**Task:**
Quote every one of the items below word for word, leaving nothing out.

**Material for this exercise:**

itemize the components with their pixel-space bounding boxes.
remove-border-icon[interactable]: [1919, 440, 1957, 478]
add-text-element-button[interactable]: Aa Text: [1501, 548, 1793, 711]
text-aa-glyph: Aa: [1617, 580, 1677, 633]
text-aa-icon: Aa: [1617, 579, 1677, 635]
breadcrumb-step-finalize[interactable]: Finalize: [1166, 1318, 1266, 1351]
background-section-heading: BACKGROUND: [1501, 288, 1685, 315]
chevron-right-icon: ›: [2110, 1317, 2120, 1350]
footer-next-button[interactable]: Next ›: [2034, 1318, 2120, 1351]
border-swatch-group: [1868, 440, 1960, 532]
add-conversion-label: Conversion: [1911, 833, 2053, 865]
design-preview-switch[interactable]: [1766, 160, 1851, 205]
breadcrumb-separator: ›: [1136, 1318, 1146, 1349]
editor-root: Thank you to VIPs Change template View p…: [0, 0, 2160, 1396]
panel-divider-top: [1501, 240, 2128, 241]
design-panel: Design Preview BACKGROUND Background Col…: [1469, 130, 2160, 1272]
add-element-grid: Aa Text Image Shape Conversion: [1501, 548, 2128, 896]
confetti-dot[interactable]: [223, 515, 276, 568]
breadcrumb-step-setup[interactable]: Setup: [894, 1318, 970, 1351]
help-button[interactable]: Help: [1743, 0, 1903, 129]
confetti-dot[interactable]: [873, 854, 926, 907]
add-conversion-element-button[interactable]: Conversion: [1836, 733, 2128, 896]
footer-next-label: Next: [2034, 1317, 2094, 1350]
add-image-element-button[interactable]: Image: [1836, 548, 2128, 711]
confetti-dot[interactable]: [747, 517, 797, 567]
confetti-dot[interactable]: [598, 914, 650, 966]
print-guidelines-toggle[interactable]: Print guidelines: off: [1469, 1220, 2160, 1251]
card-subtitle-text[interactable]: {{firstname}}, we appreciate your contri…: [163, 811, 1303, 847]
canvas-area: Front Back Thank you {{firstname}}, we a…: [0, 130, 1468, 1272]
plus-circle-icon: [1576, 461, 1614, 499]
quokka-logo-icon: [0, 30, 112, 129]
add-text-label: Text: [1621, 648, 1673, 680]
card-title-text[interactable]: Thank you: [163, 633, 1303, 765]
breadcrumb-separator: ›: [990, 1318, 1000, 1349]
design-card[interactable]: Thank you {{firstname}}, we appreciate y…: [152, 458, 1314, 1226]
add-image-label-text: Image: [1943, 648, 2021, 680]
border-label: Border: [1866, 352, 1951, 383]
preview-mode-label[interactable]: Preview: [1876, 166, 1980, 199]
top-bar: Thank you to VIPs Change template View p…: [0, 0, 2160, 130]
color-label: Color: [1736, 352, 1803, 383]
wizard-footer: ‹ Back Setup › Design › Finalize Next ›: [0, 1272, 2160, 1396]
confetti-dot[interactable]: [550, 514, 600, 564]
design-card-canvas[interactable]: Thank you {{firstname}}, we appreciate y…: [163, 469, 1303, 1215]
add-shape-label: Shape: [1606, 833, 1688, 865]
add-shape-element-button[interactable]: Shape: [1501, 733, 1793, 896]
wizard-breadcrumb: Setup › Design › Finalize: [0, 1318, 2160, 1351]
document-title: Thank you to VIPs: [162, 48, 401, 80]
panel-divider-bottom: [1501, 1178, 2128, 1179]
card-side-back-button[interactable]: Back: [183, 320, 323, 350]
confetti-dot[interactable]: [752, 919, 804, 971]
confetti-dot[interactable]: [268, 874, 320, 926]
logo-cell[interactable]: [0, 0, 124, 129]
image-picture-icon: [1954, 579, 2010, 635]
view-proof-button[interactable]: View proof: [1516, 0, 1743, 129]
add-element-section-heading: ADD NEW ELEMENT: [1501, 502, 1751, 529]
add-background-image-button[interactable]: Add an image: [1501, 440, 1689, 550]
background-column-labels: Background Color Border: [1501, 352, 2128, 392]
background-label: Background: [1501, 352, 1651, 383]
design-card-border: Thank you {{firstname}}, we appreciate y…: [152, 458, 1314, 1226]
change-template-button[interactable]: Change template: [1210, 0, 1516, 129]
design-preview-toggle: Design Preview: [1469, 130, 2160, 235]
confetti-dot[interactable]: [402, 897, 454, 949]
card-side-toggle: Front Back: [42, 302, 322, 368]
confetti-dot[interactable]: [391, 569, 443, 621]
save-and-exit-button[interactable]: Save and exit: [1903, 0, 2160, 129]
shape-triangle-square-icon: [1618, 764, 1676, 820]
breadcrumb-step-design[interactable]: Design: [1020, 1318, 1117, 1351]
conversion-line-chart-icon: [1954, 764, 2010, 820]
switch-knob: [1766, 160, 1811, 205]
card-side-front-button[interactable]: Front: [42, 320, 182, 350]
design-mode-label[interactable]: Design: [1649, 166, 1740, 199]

**Exercise output:**
itemize the components with their pixel-space bounding boxes.
remove-border-icon[interactable]: [1919, 440, 1957, 478]
add-text-element-button[interactable]: Aa Text: [1501, 548, 1793, 711]
text-aa-glyph: Aa: [1617, 580, 1677, 633]
text-aa-icon: Aa: [1617, 579, 1677, 635]
breadcrumb-step-finalize[interactable]: Finalize: [1166, 1318, 1266, 1351]
background-section-heading: BACKGROUND: [1501, 288, 1685, 315]
chevron-right-icon: ›: [2110, 1317, 2120, 1350]
footer-next-button[interactable]: Next ›: [2034, 1318, 2120, 1351]
border-swatch-group: [1868, 440, 1960, 532]
add-conversion-label: Conversion: [1911, 833, 2053, 865]
design-preview-switch[interactable]: [1766, 160, 1851, 205]
breadcrumb-separator: ›: [1136, 1318, 1146, 1349]
editor-root: Thank you to VIPs Change template View p…: [0, 0, 2160, 1396]
panel-divider-top: [1501, 240, 2128, 241]
design-panel: Design Preview BACKGROUND Background Col…: [1469, 130, 2160, 1272]
add-element-grid: Aa Text Image Shape Conversion: [1501, 548, 2128, 896]
confetti-dot[interactable]: [223, 515, 276, 568]
breadcrumb-step-setup[interactable]: Setup: [894, 1318, 970, 1351]
help-button[interactable]: Help: [1743, 0, 1903, 129]
confetti-dot[interactable]: [873, 854, 926, 907]
add-conversion-element-button[interactable]: Conversion: [1836, 733, 2128, 896]
footer-next-label: Next: [2034, 1317, 2094, 1350]
add-image-element-button[interactable]: Image: [1836, 548, 2128, 711]
confetti-dot[interactable]: [747, 517, 797, 567]
confetti-dot[interactable]: [598, 914, 650, 966]
print-guidelines-toggle[interactable]: Print guidelines: off: [1469, 1220, 2160, 1251]
card-subtitle-text[interactable]: {{firstname}}, we appreciate your contri…: [163, 811, 1303, 847]
canvas-area: Front Back Thank you {{firstname}}, we a…: [0, 130, 1468, 1272]
plus-circle-icon: [1576, 461, 1614, 499]
quokka-logo-icon: [0, 30, 112, 129]
add-text-label: Text: [1621, 648, 1673, 680]
card-title-text[interactable]: Thank you: [163, 633, 1303, 765]
breadcrumb-separator: ›: [990, 1318, 1000, 1349]
design-card[interactable]: Thank you {{firstname}}, we appreciate y…: [152, 458, 1314, 1226]
add-image-label-text: Image: [1943, 648, 2021, 680]
border-label: Border: [1866, 352, 1951, 383]
preview-mode-label[interactable]: Preview: [1876, 166, 1980, 199]
top-bar: Thank you to VIPs Change template View p…: [0, 0, 2160, 130]
color-label: Color: [1736, 352, 1803, 383]
wizard-footer: ‹ Back Setup › Design › Finalize Next ›: [0, 1272, 2160, 1396]
confetti-dot[interactable]: [550, 514, 600, 564]
design-card-canvas[interactable]: Thank you {{firstname}}, we appreciate y…: [163, 469, 1303, 1215]
add-shape-label: Shape: [1606, 833, 1688, 865]
add-shape-element-button[interactable]: Shape: [1501, 733, 1793, 896]
wizard-breadcrumb: Setup › Design › Finalize: [0, 1318, 2160, 1351]
document-title: Thank you to VIPs: [162, 48, 401, 80]
panel-divider-bottom: [1501, 1178, 2128, 1179]
card-side-back-button[interactable]: Back: [183, 320, 323, 350]
confetti-dot[interactable]: [752, 919, 804, 971]
confetti-dot[interactable]: [268, 874, 320, 926]
logo-cell[interactable]: [0, 0, 124, 129]
image-picture-icon: [1954, 579, 2010, 635]
view-proof-button[interactable]: View proof: [1516, 0, 1743, 129]
add-element-section-heading: ADD NEW ELEMENT: [1501, 502, 1751, 529]
add-background-image-button[interactable]: Add an image: [1501, 440, 1689, 550]
background-column-labels: Background Color Border: [1501, 352, 2128, 392]
background-label: Background: [1501, 352, 1651, 383]
design-card-border: Thank you {{firstname}}, we appreciate y…: [152, 458, 1314, 1226]
change-template-button[interactable]: Change template: [1210, 0, 1516, 129]
design-preview-toggle: Design Preview: [1469, 130, 2160, 235]
confetti-dot[interactable]: [402, 897, 454, 949]
card-side-toggle: Front Back: [42, 302, 322, 368]
confetti-dot[interactable]: [391, 569, 443, 621]
save-and-exit-button[interactable]: Save and exit: [1903, 0, 2160, 129]
shape-triangle-square-icon: [1618, 764, 1676, 820]
breadcrumb-step-design[interactable]: Design: [1020, 1318, 1117, 1351]
conversion-line-chart-icon: [1954, 764, 2010, 820]
switch-knob: [1766, 160, 1811, 205]
card-side-front-button[interactable]: Front: [42, 320, 182, 350]
design-mode-label[interactable]: Design: [1649, 166, 1740, 199]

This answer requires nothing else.